Excerto fornecido.
A nível de relação laboral, só há dois cenários: trabalhador assalariado ou independente (ACE, 2018). Mas quer o profissional das artes seja assalariado ou independente/ individual, mantém sempre uma relação de subordinação face à entidade ou pessoa que lhe encomenda o projecto ou o trabalho, como está explícito no documento CDCULT(2010)LD. Esta situação corresponde a uma relação laboral e os trabalhadores têm direito a uma remuneração justa e protecção social no trabalho.

A situação de desequilíbrio de forças entre entidade empregadora e trabalhador independente faz com que o empregador determine como irá remunerar e estabelecer a relação contratual.

Em Portugal, num total de 61.916 de empresas de actividades culturais e criativas, 60.898 são microempresas, mais de 98%. Nas artes do espectáculo e literárias, de um total de 23.889 empresas, 23.847 são microempresas, ou seja, 99,8%.

As 23.847 microempresas têm ao seu serviço 25.045 empregados, numa média de 1,05 trabalhaor(es) por empresa. Isto significa que a maioria das empresas são em nome individual, numa interpretação livre dos serviços de finanças que estipulam que a partir do momento que o indivíduo independente abre actividade para passar recibos verdes, é empresário em nome individual. Existe um universo completamente fragmentado, de milhares de microempresas individuais, ou quase, e de profissionais flutuantes entre projectos, encomendas e produções.

Sabemos da investigação académica que nas artes do espectáculo, especialmente no teatro, há um manancial de gente que integra projectos e espectáculos sucessivamente, ou de forma intermitente, associando o trabalho do teatro ao do audiovisual. Em música, à parte das grandes orquestras com assalariados, os grupos formais ou informais têm grande variabilidade, desde junção espontânea até grupos consistentes ao longo do tempo, sempre dependentes da oferta de agendamento de concertos. A colaboração freelance com grupos estáveis, por exemplo como reforços de orquestra, acontece recorrentemente, numa variação livre que conjuga a unidade com outras unidades e estruturas.

Querer tipificar, neste Estatuto, todas as conjugações de colaboração e contratação parece ser um exercício ilusório. Qualquer tipo de colaboração deve ter um contrato escrito, independentemente da duração, mesmo que seja uma colaboração para um único espectáculo ou acontecimento, abolindo os recibos verdes por completo. A colaboração deve ser sempre onerosa e a protecção social poderia ser calculada tendo em conta o tempo de preparação/criação para o acontecimento ou espectáculo.

Amostra de dados.
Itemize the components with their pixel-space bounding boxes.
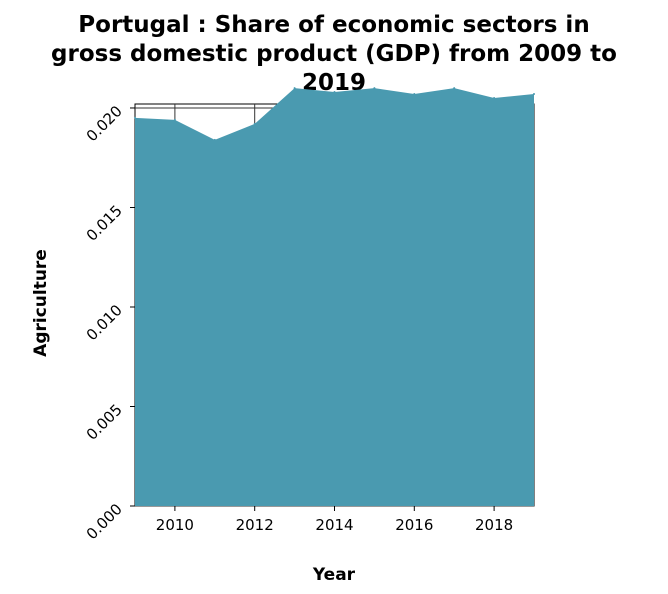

Problema a resolver.
Responda com base no excerto:
1. Quantas das 61.916 empresas de actividades culturais e criativas em Portugal são microempresas?
2. Quantos empregados têm ao seu serviço as 23.847 microempresas das artes do espectáculo e literárias?
3. Que tipo de documento deve ter qualquer colaboração, independentemente da duração?
O material provém de outra fonte.

Resolução detalhada.
1. 60.898.
2. 25.045.
3. Um contrato escrito.